**Given instruction**
Below is a set of records. Repeat all of them exactly.

**Stored data**
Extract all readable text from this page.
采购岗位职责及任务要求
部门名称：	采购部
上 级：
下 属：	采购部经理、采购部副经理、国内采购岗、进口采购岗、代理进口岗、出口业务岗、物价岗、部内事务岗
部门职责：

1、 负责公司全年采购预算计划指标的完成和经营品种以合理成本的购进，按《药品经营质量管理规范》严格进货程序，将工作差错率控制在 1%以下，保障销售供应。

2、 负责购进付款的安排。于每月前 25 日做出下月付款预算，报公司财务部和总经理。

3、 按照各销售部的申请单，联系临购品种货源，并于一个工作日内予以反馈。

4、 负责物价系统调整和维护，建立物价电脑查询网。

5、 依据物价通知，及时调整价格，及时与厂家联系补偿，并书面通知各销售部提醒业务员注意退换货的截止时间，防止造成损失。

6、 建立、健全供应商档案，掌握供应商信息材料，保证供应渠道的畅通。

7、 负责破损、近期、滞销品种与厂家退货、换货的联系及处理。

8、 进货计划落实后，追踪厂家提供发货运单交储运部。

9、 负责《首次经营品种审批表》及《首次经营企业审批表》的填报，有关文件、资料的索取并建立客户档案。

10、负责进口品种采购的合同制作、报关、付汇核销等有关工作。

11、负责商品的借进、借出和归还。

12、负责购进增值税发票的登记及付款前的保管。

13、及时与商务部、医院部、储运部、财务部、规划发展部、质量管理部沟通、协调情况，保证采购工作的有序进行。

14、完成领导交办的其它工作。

**Answer for this exercise**
Extract all readable text from this page.
采购岗位职责及任务要求
部门名称：	采购部
上 级：
下 属：	采购部经理、采购部副经理、国内采购岗、进口采购岗、代理进口岗、出口业务岗、物价岗、部内事务岗
部门职责：

1、 负责公司全年采购预算计划指标的完成和经营品种以合理成本的购进，按《药品经营质量管理规范》严格进货程序，将工作差错率控制在 1%以下，保障销售供应。

2、 负责购进付款的安排。于每月前 25 日做出下月付款预算，报公司财务部和总经理。

3、 按照各销售部的申请单，联系临购品种货源，并于一个工作日内予以反馈。

4、 负责物价系统调整和维护，建立物价电脑查询网。

5、 依据物价通知，及时调整价格，及时与厂家联系补偿，并书面通知各销售部提醒业务员注意退换货的截止时间，防止造成损失。

6、 建立、健全供应商档案，掌握供应商信息材料，保证供应渠道的畅通。

7、 负责破损、近期、滞销品种与厂家退货、换货的联系及处理。

8、 进货计划落实后，追踪厂家提供发货运单交储运部。

9、 负责《首次经营品种审批表》及《首次经营企业审批表》的填报，有关文件、资料的索取并建立客户档案。

10、负责进口品种采购的合同制作、报关、付汇核销等有关工作。

11、负责商品的借进、借出和归还。

12、负责购进增值税发票的登记及付款前的保管。

13、及时与商务部、医院部、储运部、财务部、规划发展部、质量管理部沟通、协调情况，保证采购工作的有序进行。

14、完成领导交办的其它工作。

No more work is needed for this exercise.